Bounding box entries:
※ ※ ※

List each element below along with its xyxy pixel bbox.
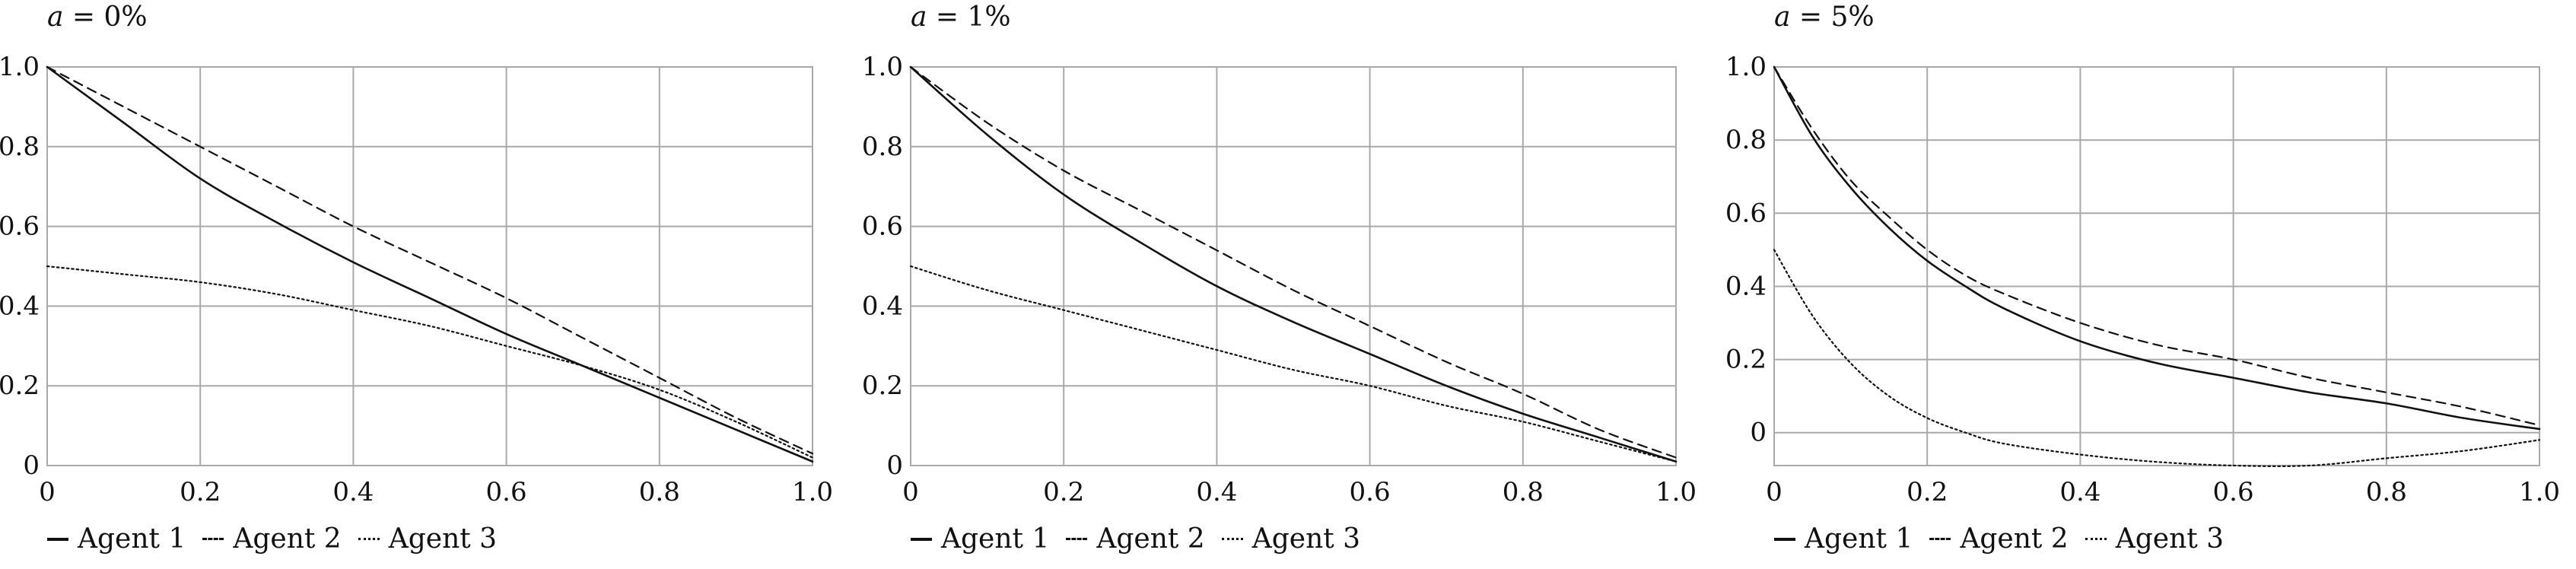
x-tick-label: 0 xyxy=(1766,477,1783,507)
series-line-agent-1 xyxy=(46,65,814,463)
chart-legend: Agent 1 Agent 2 Agent 3 xyxy=(911,523,1360,555)
x-tick-label: 0.8 xyxy=(2366,477,2407,507)
y-tick-label: 0.4 xyxy=(863,291,903,321)
legend-item-agent-2: Agent 2 xyxy=(1929,523,2069,555)
chart-panel-2: a = 1% 0 0.2 0.4 0.6 0.8 1.0 0 0.2 0.4 0.6 0.8 1.0 … xyxy=(863,0,1708,569)
x-tick-label: 0.2 xyxy=(180,477,221,507)
panel-title-variable: a xyxy=(911,2,927,33)
y-tick-label: 0.6 xyxy=(863,211,903,242)
y-tick-label: 0.6 xyxy=(0,211,40,242)
legend-item-agent-1: Agent 1 xyxy=(47,523,186,555)
legend-swatch-solid xyxy=(911,537,932,541)
legend-label: Agent 2 xyxy=(1096,523,1205,555)
line-chart: 0 0.2 0.4 0.6 0.8 1.0 0 0.2 0.4 0.6 0.8 1.0 xyxy=(0,52,833,507)
y-tick-label: 1.0 xyxy=(0,52,40,82)
x-tick-label: 0.8 xyxy=(639,477,680,507)
x-tick-label: 0.6 xyxy=(1350,477,1391,507)
legend-swatch-solid xyxy=(1774,537,1795,541)
legend-item-agent-1: Agent 1 xyxy=(911,523,1049,555)
legend-item-agent-3: Agent 3 xyxy=(358,523,497,555)
legend-swatch-dotted xyxy=(1221,538,1243,540)
x-tick-label: 0 xyxy=(39,477,56,507)
x-tick-label: 0.2 xyxy=(1043,477,1084,507)
legend-label: Agent 3 xyxy=(388,523,498,555)
x-tick-label: 0.4 xyxy=(1196,477,1237,507)
series-line-agent-3 xyxy=(46,265,814,459)
plot-frame xyxy=(910,66,1677,466)
legend-item-agent-1: Agent 1 xyxy=(1774,523,1913,555)
line-chart: 0 0.2 0.4 0.6 0.8 1.0 0 0.2 0.4 0.6 0.8 1.0 xyxy=(1727,52,2560,507)
series-line-agent-2 xyxy=(909,65,1678,459)
legend-swatch-dashed xyxy=(1929,538,1951,540)
y-tick-label: 1.0 xyxy=(863,52,903,82)
legend-swatch-dotted xyxy=(358,538,380,540)
panel-title: a = 5% xyxy=(1774,2,1875,33)
legend-label: Agent 2 xyxy=(233,523,342,555)
x-tick-label: 1.0 xyxy=(2519,477,2560,507)
legend-label: Agent 1 xyxy=(1805,523,1913,555)
chart-panel-1: a = 0% 0 0.2 0.4 0.6 0.8 1.0 0 0.2 0.4 0.6 0.8 1.0 … xyxy=(0,0,844,569)
panel-title-value: = 0% xyxy=(63,2,148,33)
legend-label: Agent 1 xyxy=(78,523,186,555)
y-tick-label: 0.8 xyxy=(0,132,40,162)
series-line-agent-3 xyxy=(1773,249,2541,468)
panel-title-variable: a xyxy=(1774,2,1791,33)
x-tick-label: 0.6 xyxy=(486,477,527,507)
chart-panel-3: a = 5% 0 0.2 0.4 0.6 0.8 1.0 0 0.2 0.4 0.6 0.8 1.0 … xyxy=(1727,0,2571,569)
y-tick-label: 1.0 xyxy=(1727,52,1767,82)
x-tick-label: 0.8 xyxy=(1503,477,1544,507)
legend-label: Agent 3 xyxy=(2115,523,2225,555)
panel-title: a = 1% xyxy=(911,2,1011,33)
legend-item-agent-3: Agent 3 xyxy=(2085,523,2224,555)
x-tick-label: 0.6 xyxy=(2213,477,2254,507)
chart-legend: Agent 1 Agent 2 Agent 3 xyxy=(47,523,497,555)
panel-title-value: = 5% xyxy=(1790,2,1875,33)
line-chart: 0 0.2 0.4 0.6 0.8 1.0 0 0.2 0.4 0.6 0.8 1.0 xyxy=(863,52,1697,507)
x-tick-label: 0 xyxy=(902,477,919,507)
legend-label: Agent 1 xyxy=(941,523,1050,555)
legend-item-agent-2: Agent 2 xyxy=(1066,523,1205,555)
y-tick-label: 0.8 xyxy=(863,132,903,162)
series-line-agent-2 xyxy=(46,65,814,455)
series-line-agent-1 xyxy=(909,65,1678,463)
panel-title-value: = 1% xyxy=(927,2,1011,33)
y-tick-label: 0.4 xyxy=(0,291,40,321)
legend-swatch-solid xyxy=(47,537,68,541)
plot-frame xyxy=(1773,66,2540,466)
x-tick-label: 1.0 xyxy=(792,477,833,507)
y-tick-label: 0 xyxy=(23,450,40,481)
x-tick-label: 0.4 xyxy=(332,477,374,507)
y-tick-label: 0.2 xyxy=(863,370,903,401)
y-tick-label: 0 xyxy=(886,450,903,481)
series-line-agent-1 xyxy=(1773,65,2541,431)
legend-swatch-dotted xyxy=(2085,538,2107,540)
x-tick-label: 0.2 xyxy=(1907,477,1948,507)
legend-item-agent-3: Agent 3 xyxy=(1221,523,1361,555)
legend-label: Agent 2 xyxy=(1960,523,2069,555)
panel-title-variable: a xyxy=(47,2,64,33)
x-tick-label: 1.0 xyxy=(1655,477,1697,507)
y-tick-label: 0.2 xyxy=(0,370,40,401)
y-tick-label: 0 xyxy=(1750,418,1767,448)
x-tick-label: 0.4 xyxy=(2059,477,2101,507)
y-tick-label: 0.8 xyxy=(1727,125,1767,155)
legend-swatch-dashed xyxy=(1066,538,1088,540)
chart-legend: Agent 1 Agent 2 Agent 3 xyxy=(1774,523,2224,555)
y-tick-label: 0.4 xyxy=(1727,271,1767,301)
panel-title: a = 0% xyxy=(47,2,148,33)
series-line-agent-2 xyxy=(1773,65,2541,427)
legend-item-agent-2: Agent 2 xyxy=(202,523,342,555)
legend-label: Agent 3 xyxy=(1251,523,1361,555)
legend-swatch-dashed xyxy=(202,538,224,540)
series-line-agent-3 xyxy=(909,265,1678,463)
y-tick-label: 0.6 xyxy=(1727,198,1767,228)
y-tick-label: 0.2 xyxy=(1727,345,1767,375)
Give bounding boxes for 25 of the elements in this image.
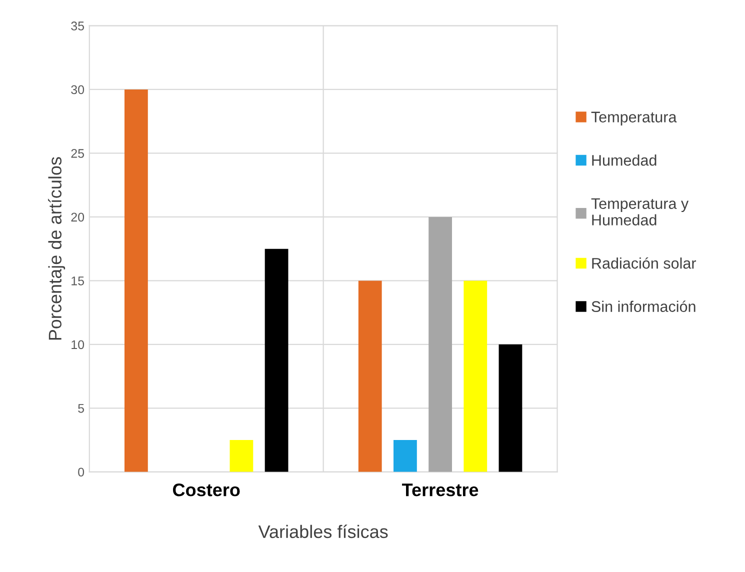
x-axis-title: Variables físicas [258,524,388,538]
legend-label: Sin información [592,300,696,312]
legend-label: Temperatura y Humedad [591,198,689,226]
y-tick-label: 15 [72,276,84,286]
legend-label: Temperatura [591,112,677,126]
bar [264,248,288,472]
legend-label: Radiación solar [592,257,696,269]
x-tick-label: Costero [173,483,240,496]
bar [230,440,254,472]
x-tick-label: Terrestre [402,484,478,496]
y-tick-label: 35 [71,22,84,30]
bar [124,89,148,472]
bar [394,440,417,472]
y-axis-title: Porcentaje de artículos [48,157,66,340]
y-tick-label: 0 [78,468,84,477]
bar [358,280,382,472]
y-tick-label: 20 [71,212,84,222]
bar [498,344,522,472]
bar [464,280,488,472]
y-tick-label: 30 [71,85,84,94]
y-tick-label: 25 [71,149,84,158]
y-tick-label: 5 [78,404,84,413]
legend-label: Humedad [592,154,656,166]
y-tick-label: 10 [72,340,84,350]
bar [428,216,452,472]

※ ※ ※

Task
Turn every line of the records into a numbered list, skipping any blank lines. Leave the pictures out of your answer.

Response below
1. List each element below along with its xyxy pixel bbox.
2. x-tick-label: 0 xyxy=(1766,477,1783,507)
3. series-line-agent-1 xyxy=(46,65,814,463)
4. chart-legend: Agent 1 Agent 2 Agent 3 xyxy=(911,523,1360,555)
5. x-tick-label: 0.8 xyxy=(2366,477,2407,507)
6. y-tick-label: 0.4 xyxy=(863,291,903,321)
7. legend-item-agent-2: Agent 2 xyxy=(1929,523,2069,555)
8. chart-panel-2: a = 1% 0 0.2 0.4 0.6 0.8 1.0 0 0.2 0.4 0.6 0.8 1.0 … xyxy=(863,0,1708,569)
9. x-tick-label: 0.2 xyxy=(180,477,221,507)
10. panel-title-variable: a xyxy=(911,2,927,33)
11. y-tick-label: 0.6 xyxy=(863,211,903,242)
12. y-tick-label: 0.6 xyxy=(0,211,40,242)
13. legend-item-agent-1: Agent 1 xyxy=(47,523,186,555)
14. legend-swatch-solid xyxy=(911,537,932,541)
15. legend-label: Agent 2 xyxy=(1096,523,1205,555)
16. line-chart: 0 0.2 0.4 0.6 0.8 1.0 0 0.2 0.4 0.6 0.8 1.0 xyxy=(0,52,833,507)
17. y-tick-label: 1.0 xyxy=(0,52,40,82)
18. x-tick-label: 0.8 xyxy=(639,477,680,507)
19. x-tick-label: 0.6 xyxy=(1350,477,1391,507)
20. legend-swatch-solid xyxy=(1774,537,1795,541)
21. legend-item-agent-1: Agent 1 xyxy=(911,523,1049,555)
22. legend-item-agent-3: Agent 3 xyxy=(358,523,497,555)
23. legend-swatch-dotted xyxy=(1221,538,1243,540)
24. x-tick-label: 0 xyxy=(39,477,56,507)
25. x-tick-label: 0.2 xyxy=(1043,477,1084,507)
26. legend-label: Agent 3 xyxy=(388,523,498,555)
27. x-tick-label: 0.4 xyxy=(1196,477,1237,507)
28. series-line-agent-3 xyxy=(46,265,814,459)
29. plot-frame xyxy=(910,66,1677,466)
30. legend-item-agent-1: Agent 1 xyxy=(1774,523,1913,555)
31. line-chart: 0 0.2 0.4 0.6 0.8 1.0 0 0.2 0.4 0.6 0.8 1.0 xyxy=(1727,52,2560,507)
32. series-line-agent-2 xyxy=(909,65,1678,459)
33. legend-swatch-dashed xyxy=(1929,538,1951,540)
34. y-tick-label: 1.0 xyxy=(863,52,903,82)
35. legend-swatch-dotted xyxy=(358,538,380,540)
36. panel-title: a = 5% xyxy=(1774,2,1875,33)
37. legend-label: Agent 2 xyxy=(233,523,342,555)
38. x-tick-label: 1.0 xyxy=(2519,477,2560,507)
39. legend-label: Agent 1 xyxy=(1805,523,1913,555)
40. chart-panel-1: a = 0% 0 0.2 0.4 0.6 0.8 1.0 0 0.2 0.4 0.6 0.8 1.0 … xyxy=(0,0,844,569)
41. panel-title-value: = 0% xyxy=(63,2,148,33)
42. legend-label: Agent 1 xyxy=(78,523,186,555)
43. y-tick-label: 0.8 xyxy=(0,132,40,162)
44. series-line-agent-3 xyxy=(1773,249,2541,468)
45. panel-title-variable: a xyxy=(1774,2,1791,33)
46. x-tick-label: 0.6 xyxy=(486,477,527,507)
47. chart-panel-3: a = 5% 0 0.2 0.4 0.6 0.8 1.0 0 0.2 0.4 0.6 0.8 1.0 … xyxy=(1727,0,2571,569)
48. y-tick-label: 1.0 xyxy=(1727,52,1767,82)
49. x-tick-label: 0.8 xyxy=(1503,477,1544,507)
50. legend-label: Agent 3 xyxy=(2115,523,2225,555)
51. panel-title: a = 1% xyxy=(911,2,1011,33)
52. legend-item-agent-3: Agent 3 xyxy=(2085,523,2224,555)
53. x-tick-label: 0.6 xyxy=(2213,477,2254,507)
54. chart-legend: Agent 1 Agent 2 Agent 3 xyxy=(47,523,497,555)
55. panel-title-value: = 5% xyxy=(1790,2,1875,33)
56. line-chart: 0 0.2 0.4 0.6 0.8 1.0 0 0.2 0.4 0.6 0.8 1.0 xyxy=(863,52,1697,507)
57. x-tick-label: 0 xyxy=(902,477,919,507)
58. legend-label: Agent 1 xyxy=(941,523,1050,555)
59. legend-item-agent-2: Agent 2 xyxy=(1066,523,1205,555)
60. y-tick-label: 0.8 xyxy=(863,132,903,162)
61. series-line-agent-2 xyxy=(46,65,814,455)
62. series-line-agent-1 xyxy=(909,65,1678,463)
63. panel-title-value: = 1% xyxy=(927,2,1011,33)
64. y-tick-label: 0.4 xyxy=(0,291,40,321)
65. legend-swatch-solid xyxy=(47,537,68,541)
66. plot-frame xyxy=(1773,66,2540,466)
67. x-tick-label: 1.0 xyxy=(792,477,833,507)
68. y-tick-label: 0 xyxy=(23,450,40,481)
69. x-tick-label: 0.4 xyxy=(332,477,374,507)
70. y-tick-label: 0.2 xyxy=(863,370,903,401)
71. y-tick-label: 0 xyxy=(886,450,903,481)
72. series-line-agent-1 xyxy=(1773,65,2541,431)
73. legend-swatch-dotted xyxy=(2085,538,2107,540)
74. x-tick-label: 0.2 xyxy=(1907,477,1948,507)
75. legend-item-agent-3: Agent 3 xyxy=(1221,523,1361,555)
76. legend-label: Agent 2 xyxy=(1960,523,2069,555)
77. panel-title-variable: a xyxy=(47,2,64,33)
78. x-tick-label: 1.0 xyxy=(1655,477,1697,507)
79. y-tick-label: 0.2 xyxy=(0,370,40,401)
80. y-tick-label: 0 xyxy=(1750,418,1767,448)
81. x-tick-label: 0.4 xyxy=(2059,477,2101,507)
82. y-tick-label: 0.8 xyxy=(1727,125,1767,155)
83. legend-swatch-dashed xyxy=(1066,538,1088,540)
84. chart-legend: Agent 1 Agent 2 Agent 3 xyxy=(1774,523,2224,555)
85. y-tick-label: 0.4 xyxy=(1727,271,1767,301)
86. panel-title: a = 0% xyxy=(47,2,148,33)
87. series-line-agent-2 xyxy=(1773,65,2541,427)
88. legend-item-agent-2: Agent 2 xyxy=(202,523,342,555)
89. legend-label: Agent 3 xyxy=(1251,523,1361,555)
90. legend-swatch-dashed xyxy=(202,538,224,540)
91. series-line-agent-3 xyxy=(909,265,1678,463)
92. y-tick-label: 0.6 xyxy=(1727,198,1767,228)
93. y-tick-label: 0.2 xyxy=(1727,345,1767,375)
94. Give bounding boxes for 25 of the elements in this image.
95. x-axis-title: Variables físicas [258,524,388,538]
96. legend-label: Sin información [592,300,696,312]
97. legend-label: Temperatura y Humedad [591,198,689,226]
98. y-tick-label: 15 [72,276,84,286]
99. legend-label: Temperatura [591,112,677,126]
100. bar [264,248,288,472]
101. legend-label: Radiación solar [592,257,696,269]
102. x-tick-label: Costero [173,483,240,496]
103. bar [230,440,254,472]
104. x-tick-label: Terrestre [402,484,478,496]
105. y-tick-label: 35 [71,22,84,30]
106. bar [124,89,148,472]
107. bar [394,440,417,472]
108. y-axis-title: Porcentaje de artículos [48,157,66,340]
109. y-tick-label: 0 [78,468,84,477]
110. bar [358,280,382,472]
111. y-tick-label: 20 [71,212,84,222]
112. bar [498,344,522,472]
113. bar [464,280,488,472]
114. y-tick-label: 30 [71,85,84,94]
115. y-tick-label: 25 [71,149,84,158]
116. y-tick-label: 5 [78,404,84,413]
117. legend-label: Humedad [592,154,656,166]
118. y-tick-label: 10 [72,340,84,350]
119. bar [428,216,452,472]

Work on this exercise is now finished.